◆ TEXT:
━━━━━━━━━━━━━━━━━━━━

# New Lowrance Auto Pilot



## Fishhogg1 (May 17, 2015)

Anyone tried out Lowrances new Auto Pilot yet? I have always used their products and I like how it ties into the gen2 units. The price seems to be really attractive as well, but is ot a matter oy you get what you pay for? I am hoping to upgrade to a 23-25 cc next season and will be putting an AP unit on for trolling, and would like some feedback on this product. 95% Lake Erie trolling.


----------



## jcoholich (Feb 12, 2014)

Really great product I know a few Erie guys who have used them and they really like them


----------



## Fishhogg1 (May 17, 2015)

That is good to hear. I have always used lowrance equip and it would be nice to have the AP tied right into my GPS. I hope to be able to run a dedicated unit just for the GPS/AP function. Would like to hear from the guys that are running them.

━━━━━━━━━━━━━━━━━━━━

◆ DATASET EXTRACT:
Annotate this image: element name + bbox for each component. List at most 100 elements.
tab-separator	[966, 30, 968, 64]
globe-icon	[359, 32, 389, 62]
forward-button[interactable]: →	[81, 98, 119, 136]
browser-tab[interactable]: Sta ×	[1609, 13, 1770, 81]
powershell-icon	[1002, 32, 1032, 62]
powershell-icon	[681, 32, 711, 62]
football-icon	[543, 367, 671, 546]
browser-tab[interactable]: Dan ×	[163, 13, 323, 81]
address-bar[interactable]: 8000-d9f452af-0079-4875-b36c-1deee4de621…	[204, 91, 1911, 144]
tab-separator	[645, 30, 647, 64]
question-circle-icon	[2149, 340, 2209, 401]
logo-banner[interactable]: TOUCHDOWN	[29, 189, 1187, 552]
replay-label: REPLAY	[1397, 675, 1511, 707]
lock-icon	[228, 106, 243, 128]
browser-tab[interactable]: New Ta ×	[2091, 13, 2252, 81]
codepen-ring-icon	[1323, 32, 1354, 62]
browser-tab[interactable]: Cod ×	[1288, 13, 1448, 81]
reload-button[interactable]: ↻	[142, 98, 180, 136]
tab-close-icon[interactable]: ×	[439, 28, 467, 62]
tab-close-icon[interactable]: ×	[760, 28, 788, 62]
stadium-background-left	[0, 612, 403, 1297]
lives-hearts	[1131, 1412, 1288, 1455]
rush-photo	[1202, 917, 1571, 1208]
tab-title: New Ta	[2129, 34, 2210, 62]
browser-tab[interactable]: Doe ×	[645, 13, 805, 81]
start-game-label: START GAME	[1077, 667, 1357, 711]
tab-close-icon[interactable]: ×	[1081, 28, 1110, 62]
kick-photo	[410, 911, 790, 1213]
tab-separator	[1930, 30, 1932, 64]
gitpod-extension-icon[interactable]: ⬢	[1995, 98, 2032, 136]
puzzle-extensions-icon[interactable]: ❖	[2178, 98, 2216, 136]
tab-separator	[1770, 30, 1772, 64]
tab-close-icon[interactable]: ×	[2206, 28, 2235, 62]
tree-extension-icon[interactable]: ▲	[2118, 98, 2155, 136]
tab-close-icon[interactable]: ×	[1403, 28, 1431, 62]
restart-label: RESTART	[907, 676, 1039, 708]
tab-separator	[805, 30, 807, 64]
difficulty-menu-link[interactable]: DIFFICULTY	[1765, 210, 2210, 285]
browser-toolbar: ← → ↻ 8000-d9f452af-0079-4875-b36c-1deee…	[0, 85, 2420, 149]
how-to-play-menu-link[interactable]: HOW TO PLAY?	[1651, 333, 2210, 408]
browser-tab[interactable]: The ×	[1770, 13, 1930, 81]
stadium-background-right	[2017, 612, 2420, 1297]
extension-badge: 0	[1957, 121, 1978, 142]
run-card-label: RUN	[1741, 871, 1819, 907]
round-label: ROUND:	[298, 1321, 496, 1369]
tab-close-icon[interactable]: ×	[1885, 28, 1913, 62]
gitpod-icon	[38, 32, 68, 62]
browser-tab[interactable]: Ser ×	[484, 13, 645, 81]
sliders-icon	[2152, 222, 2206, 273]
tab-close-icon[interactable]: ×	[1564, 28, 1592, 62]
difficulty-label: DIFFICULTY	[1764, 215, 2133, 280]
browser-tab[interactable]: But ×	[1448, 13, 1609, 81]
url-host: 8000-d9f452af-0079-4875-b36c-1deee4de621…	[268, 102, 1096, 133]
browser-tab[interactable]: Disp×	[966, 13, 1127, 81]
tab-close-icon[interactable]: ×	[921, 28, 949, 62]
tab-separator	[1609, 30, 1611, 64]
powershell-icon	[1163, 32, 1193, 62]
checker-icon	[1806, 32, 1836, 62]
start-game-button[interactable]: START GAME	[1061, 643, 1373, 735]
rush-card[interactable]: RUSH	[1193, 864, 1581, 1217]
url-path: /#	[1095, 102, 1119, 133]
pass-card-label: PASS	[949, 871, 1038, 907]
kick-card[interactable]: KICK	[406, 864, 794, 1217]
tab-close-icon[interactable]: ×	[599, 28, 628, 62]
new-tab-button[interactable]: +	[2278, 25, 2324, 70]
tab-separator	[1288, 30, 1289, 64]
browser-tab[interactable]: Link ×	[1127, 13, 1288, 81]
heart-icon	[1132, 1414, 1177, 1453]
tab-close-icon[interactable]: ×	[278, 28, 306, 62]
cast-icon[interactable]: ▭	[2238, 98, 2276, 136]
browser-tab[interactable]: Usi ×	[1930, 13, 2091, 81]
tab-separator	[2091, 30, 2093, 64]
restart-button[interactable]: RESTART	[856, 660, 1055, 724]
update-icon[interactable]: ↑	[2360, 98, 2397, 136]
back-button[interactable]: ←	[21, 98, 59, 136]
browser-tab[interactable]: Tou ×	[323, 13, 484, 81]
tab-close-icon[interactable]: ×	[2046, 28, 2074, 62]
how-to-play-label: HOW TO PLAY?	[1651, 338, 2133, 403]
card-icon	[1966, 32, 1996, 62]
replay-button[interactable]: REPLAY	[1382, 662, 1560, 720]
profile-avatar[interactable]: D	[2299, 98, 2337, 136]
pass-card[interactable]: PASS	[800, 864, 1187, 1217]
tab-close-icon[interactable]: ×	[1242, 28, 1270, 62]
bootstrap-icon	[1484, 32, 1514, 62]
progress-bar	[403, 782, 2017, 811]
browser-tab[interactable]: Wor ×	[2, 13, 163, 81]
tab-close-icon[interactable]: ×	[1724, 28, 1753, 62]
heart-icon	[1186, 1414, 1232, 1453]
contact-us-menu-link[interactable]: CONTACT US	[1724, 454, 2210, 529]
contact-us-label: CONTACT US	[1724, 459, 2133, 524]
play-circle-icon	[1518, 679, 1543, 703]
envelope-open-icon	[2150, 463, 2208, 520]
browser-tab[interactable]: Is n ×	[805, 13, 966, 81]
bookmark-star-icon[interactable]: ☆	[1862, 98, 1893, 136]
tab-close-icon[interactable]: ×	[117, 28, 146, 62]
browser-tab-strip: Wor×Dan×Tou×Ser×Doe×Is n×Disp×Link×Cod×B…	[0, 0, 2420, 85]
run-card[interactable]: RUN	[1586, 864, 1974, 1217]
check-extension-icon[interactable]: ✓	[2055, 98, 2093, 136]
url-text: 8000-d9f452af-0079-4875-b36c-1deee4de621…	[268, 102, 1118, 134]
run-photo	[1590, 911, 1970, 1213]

━━━━━━━━━━━━━━━━━━━━

◆ THE TASKS:
1. Duplicate the records word for word, from their very start down to and including the line that contains "30, 807, 64]".
2. Pick up the forum thread about the new Lowrance autopilot right after its last post.

◆ ANSWER LIST:
1.
Annotate this image: element name + bbox for each component. List at most 100 elements.
tab-separator	[966, 30, 968, 64]
globe-icon	[359, 32, 389, 62]
forward-button[interactable]: →	[81, 98, 119, 136]
browser-tab[interactable]: Sta ×	[1609, 13, 1770, 81]
powershell-icon	[1002, 32, 1032, 62]
powershell-icon	[681, 32, 711, 62]
football-icon	[543, 367, 671, 546]
browser-tab[interactable]: Dan ×	[163, 13, 323, 81]
address-bar[interactable]: 8000-d9f452af-0079-4875-b36c-1deee4de621…	[204, 91, 1911, 144]
tab-separator	[645, 30, 647, 64]
question-circle-icon	[2149, 340, 2209, 401]
logo-banner[interactable]: TOUCHDOWN	[29, 189, 1187, 552]
replay-label: REPLAY	[1397, 675, 1511, 707]
lock-icon	[228, 106, 243, 128]
browser-tab[interactable]: New Ta ×	[2091, 13, 2252, 81]
codepen-ring-icon	[1323, 32, 1354, 62]
browser-tab[interactable]: Cod ×	[1288, 13, 1448, 81]
reload-button[interactable]: ↻	[142, 98, 180, 136]
tab-close-icon[interactable]: ×	[439, 28, 467, 62]
tab-close-icon[interactable]: ×	[760, 28, 788, 62]
stadium-background-left	[0, 612, 403, 1297]
lives-hearts	[1131, 1412, 1288, 1455]
rush-photo	[1202, 917, 1571, 1208]
tab-title: New Ta	[2129, 34, 2210, 62]
browser-tab[interactable]: Doe ×	[645, 13, 805, 81]
start-game-label: START GAME	[1077, 667, 1357, 711]
tab-close-icon[interactable]: ×	[1081, 28, 1110, 62]
kick-photo	[410, 911, 790, 1213]
tab-separator	[1930, 30, 1932, 64]
gitpod-extension-icon[interactable]: ⬢	[1995, 98, 2032, 136]
puzzle-extensions-icon[interactable]: ❖	[2178, 98, 2216, 136]
tab-separator	[1770, 30, 1772, 64]
tab-close-icon[interactable]: ×	[2206, 28, 2235, 62]
tree-extension-icon[interactable]: ▲	[2118, 98, 2155, 136]
tab-close-icon[interactable]: ×	[1403, 28, 1431, 62]
restart-label: RESTART	[907, 676, 1039, 708]
tab-separator	[805, 30, 807, 64]

2.
----------



## chardoncrestliner (Dec 19, 2012)

I have an IPilot on my boat. I mainly use it to anchor and hold me in place instead of dropping an anchor, of course. Yes it has a lot features on it, but I don't think you have to plug it into your Lowrance. I think it works on its own. You can, but I don't think you have to. I'll have to check the manual.


----------



## Fishhogg1 (May 17, 2015)

I am refering to Lowrances new Auto Pilot for the outboard motor. I have a Terrova with I pilot on my present boat. I use it for all my trolling chores, it steers while the kicker pushes. Works great.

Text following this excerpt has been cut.